#### PROBLEM TO SOLVE
Copy down every line where the string "with" shows up.

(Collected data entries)
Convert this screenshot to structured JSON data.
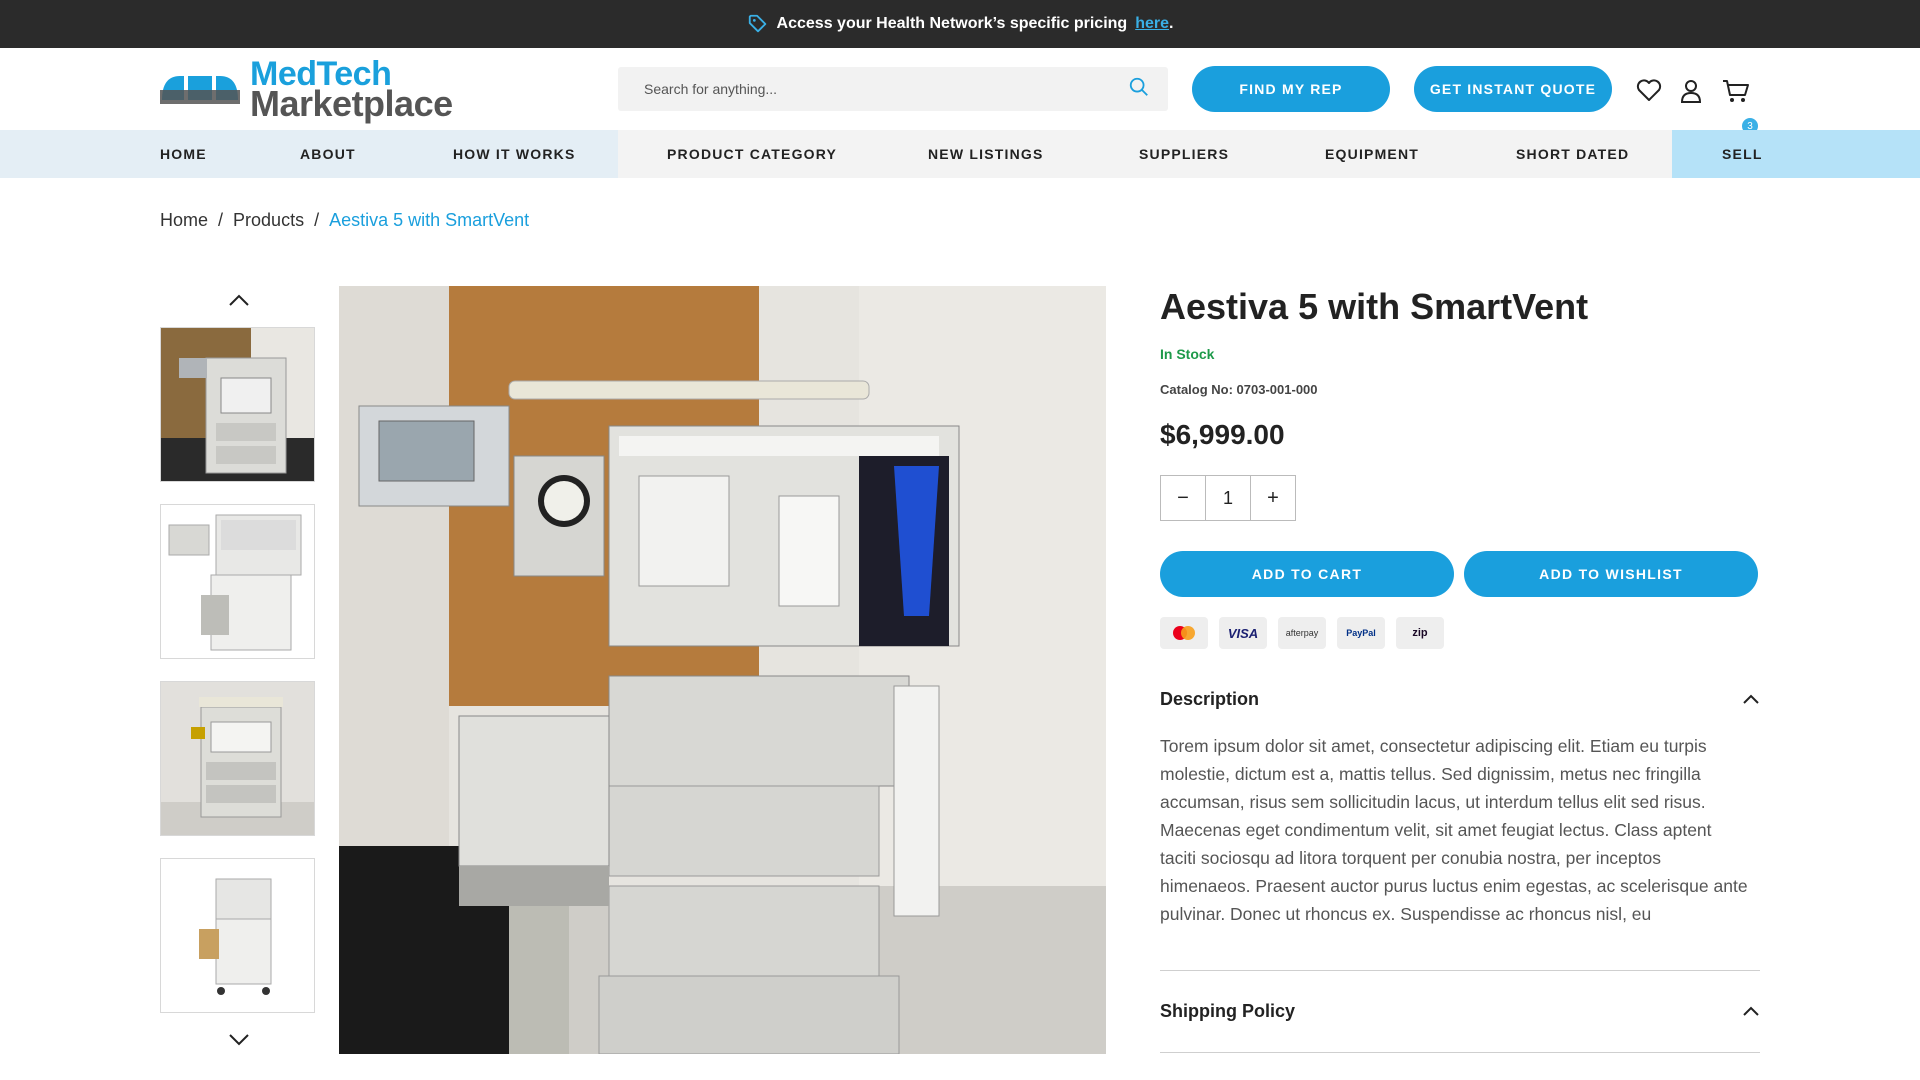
{
  "promo": {
    "text": "Access your Health Network’s specific pricing",
    "link": "here",
    "end": "."
  },
  "logo": {
    "line1": "MedTech",
    "line2": "Marketplace"
  },
  "search": {
    "placeholder": "Search for anything..."
  },
  "header": {
    "find_rep": "FIND MY REP",
    "instant_quote": "GET INSTANT QUOTE",
    "cart_count": "3"
  },
  "nav": {
    "items": [
      "HOME",
      "ABOUT",
      "HOW IT WORKS",
      "PRODUCT CATEGORY",
      "NEW LISTINGS",
      "SUPPLIERS",
      "EQUIPMENT",
      "SHORT DATED",
      "SELL"
    ]
  },
  "breadcrumb": {
    "home": "Home",
    "sep": "/",
    "products": "Products",
    "current": "Aestiva 5 with SmartVent"
  },
  "product": {
    "title": "Aestiva 5 with SmartVent",
    "stock": "In Stock",
    "catalog": "Catalog No: 0703-001-000",
    "price": "$6,999.00",
    "qty": "1",
    "qty_minus": "−",
    "qty_plus": "+",
    "add_to_cart": "ADD TO CART",
    "add_to_wishlist": "ADD TO WISHLIST",
    "payments": [
      "mastercard",
      "VISA",
      "afterpay",
      "PayPal",
      "zip"
    ]
  },
  "description": {
    "title": "Description",
    "body": "Torem ipsum dolor sit amet, consectetur adipiscing elit. Etiam eu turpis molestie, dictum est a, mattis tellus. Sed dignissim, metus nec fringilla accumsan, risus sem sollicitudin lacus, ut interdum tellus elit sed risus. Maecenas eget condimentum velit, sit amet feugiat lectus. Class aptent taciti sociosqu ad litora torquent per conubia nostra, per inceptos himenaeos. Praesent auctor purus luctus enim egestas, ac scelerisque ante pulvinar. Donec ut rhoncus ex. Suspendisse ac rhoncus nisl, eu"
  },
  "shipping": {
    "title": "Shipping Policy"
  },
  "colors": {
    "accent": "#1a9fdd",
    "promo_bg": "#2b2b2b",
    "stock": "#1e9a4a"
  }
}
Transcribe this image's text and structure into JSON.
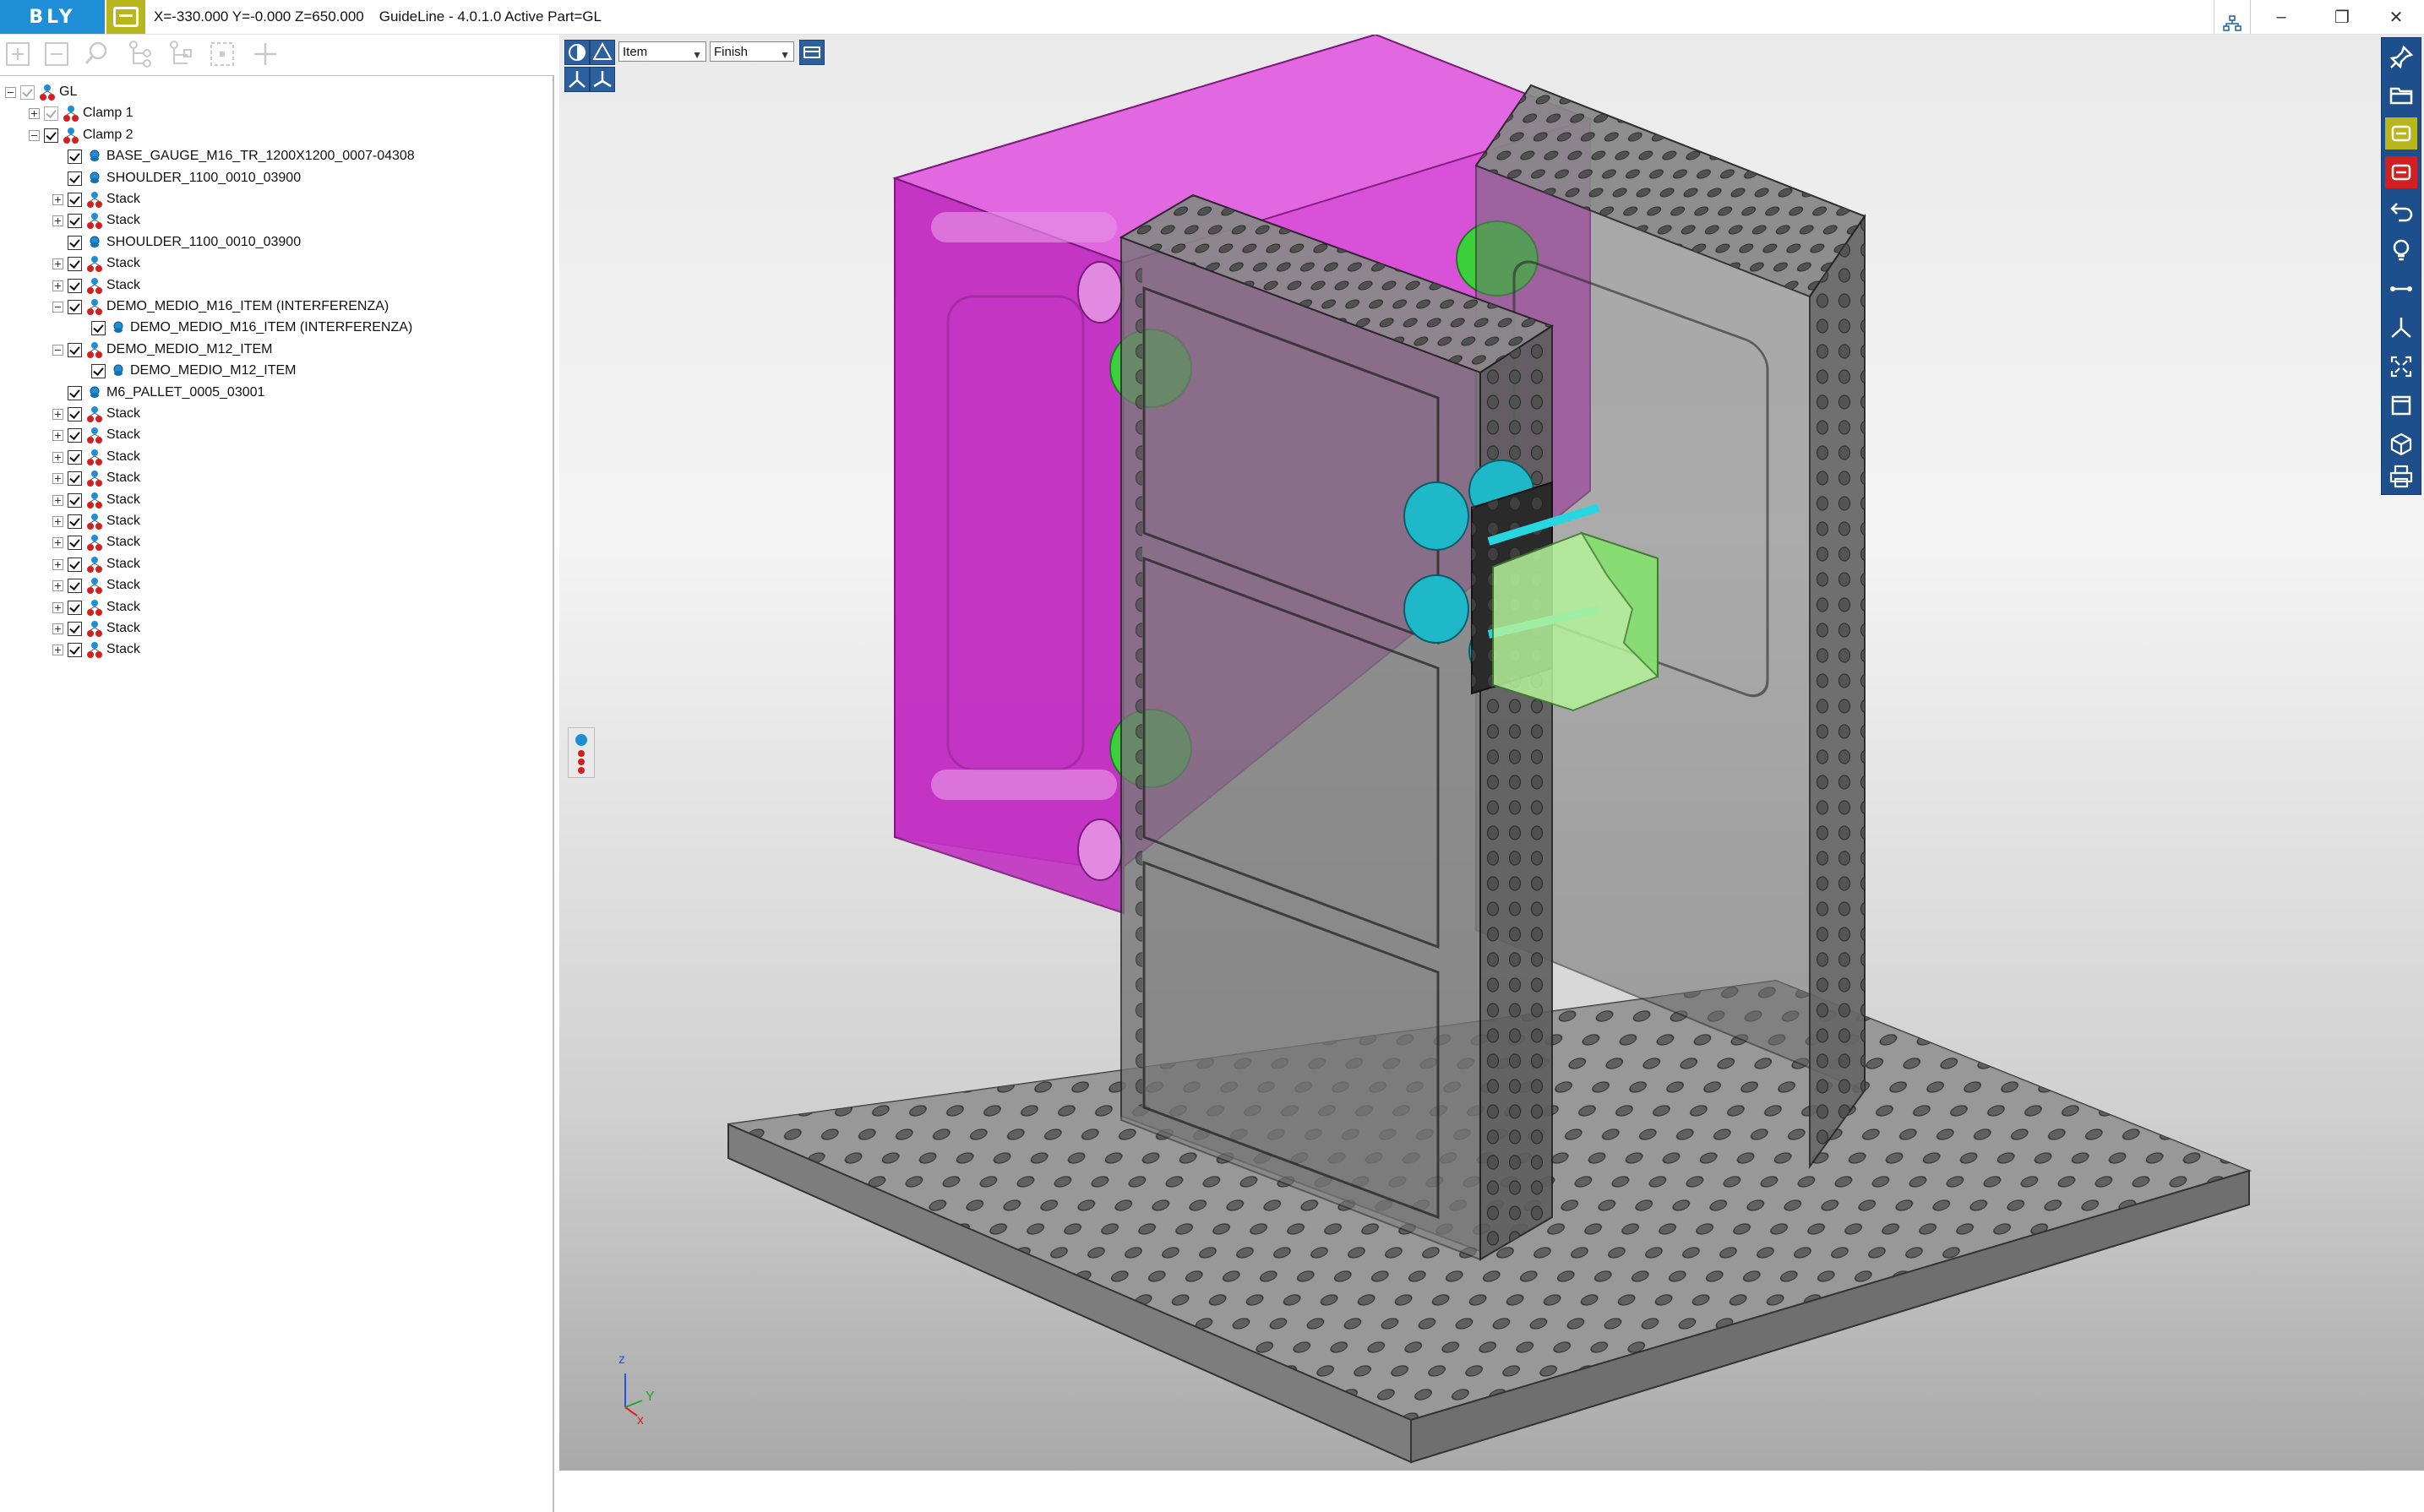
{
  "app": {
    "brand": "BLY",
    "status": "X=-330.000 Y=-0.000 Z=650.000",
    "title": "GuideLine - 4.0.1.0 Active Part=GL"
  },
  "window_controls": {
    "minimize": "–",
    "maximize": "❐",
    "close": "✕"
  },
  "tree": {
    "items": [
      {
        "label": "GL",
        "level": 0,
        "icon": "assembly",
        "expander": "minus",
        "checked": true,
        "grey": true
      },
      {
        "label": "Clamp 1",
        "level": 1,
        "icon": "assembly",
        "expander": "plus",
        "checked": true,
        "grey": true
      },
      {
        "label": "Clamp 2",
        "level": 1,
        "icon": "assembly",
        "expander": "minus",
        "checked": true,
        "grey": false
      },
      {
        "label": "BASE_GAUGE_M16_TR_1200X1200_0007-04308",
        "level": 2,
        "icon": "part",
        "expander": "",
        "checked": true
      },
      {
        "label": "SHOULDER_1100_0010_03900",
        "level": 2,
        "icon": "part",
        "expander": "",
        "checked": true
      },
      {
        "label": "Stack",
        "level": 2,
        "icon": "assembly",
        "expander": "plus",
        "checked": true
      },
      {
        "label": "Stack",
        "level": 2,
        "icon": "assembly",
        "expander": "plus",
        "checked": true
      },
      {
        "label": "SHOULDER_1100_0010_03900",
        "level": 2,
        "icon": "part",
        "expander": "",
        "checked": true
      },
      {
        "label": "Stack",
        "level": 2,
        "icon": "assembly",
        "expander": "plus",
        "checked": true
      },
      {
        "label": "Stack",
        "level": 2,
        "icon": "assembly",
        "expander": "plus",
        "checked": true
      },
      {
        "label": "DEMO_MEDIO_M16_ITEM (INTERFERENZA)",
        "level": 2,
        "icon": "assembly",
        "expander": "minus",
        "checked": true
      },
      {
        "label": "DEMO_MEDIO_M16_ITEM (INTERFERENZA)",
        "level": 3,
        "icon": "part",
        "expander": "",
        "checked": true
      },
      {
        "label": "DEMO_MEDIO_M12_ITEM",
        "level": 2,
        "icon": "assembly",
        "expander": "minus",
        "checked": true
      },
      {
        "label": "DEMO_MEDIO_M12_ITEM",
        "level": 3,
        "icon": "part",
        "expander": "",
        "checked": true
      },
      {
        "label": "M6_PALLET_0005_03001",
        "level": 2,
        "icon": "part",
        "expander": "",
        "checked": true
      },
      {
        "label": "Stack",
        "level": 2,
        "icon": "assembly",
        "expander": "plus",
        "checked": true
      },
      {
        "label": "Stack",
        "level": 2,
        "icon": "assembly",
        "expander": "plus",
        "checked": true
      },
      {
        "label": "Stack",
        "level": 2,
        "icon": "assembly",
        "expander": "plus",
        "checked": true
      },
      {
        "label": "Stack",
        "level": 2,
        "icon": "assembly",
        "expander": "plus",
        "checked": true
      },
      {
        "label": "Stack",
        "level": 2,
        "icon": "assembly",
        "expander": "plus",
        "checked": true
      },
      {
        "label": "Stack",
        "level": 2,
        "icon": "assembly",
        "expander": "plus",
        "checked": true
      },
      {
        "label": "Stack",
        "level": 2,
        "icon": "assembly",
        "expander": "plus",
        "checked": true
      },
      {
        "label": "Stack",
        "level": 2,
        "icon": "assembly",
        "expander": "plus",
        "checked": true
      },
      {
        "label": "Stack",
        "level": 2,
        "icon": "assembly",
        "expander": "plus",
        "checked": true
      },
      {
        "label": "Stack",
        "level": 2,
        "icon": "assembly",
        "expander": "plus",
        "checked": true
      },
      {
        "label": "Stack",
        "level": 2,
        "icon": "assembly",
        "expander": "plus",
        "checked": true
      },
      {
        "label": "Stack",
        "level": 2,
        "icon": "assembly",
        "expander": "plus",
        "checked": true
      }
    ]
  },
  "viewport": {
    "filter_select": "Item",
    "mode_select": "Finish",
    "axis": {
      "z": "z",
      "y": "Y",
      "x": "x"
    }
  },
  "colors": {
    "accent_blue": "#1e8fd6",
    "toolbar_blue": "#1d4f8c",
    "badge_yellow": "#b9b51c",
    "badge_red": "#d31f1f",
    "mold_magenta": "#d63cd6",
    "clamp_green": "#3ccf3c",
    "fixture_cyan": "#1fb8c8"
  }
}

#### SOLVED PROBLEM
    "current": "Aestiva 5 with SmartVent"
    "title": "Aestiva 5 with SmartVent",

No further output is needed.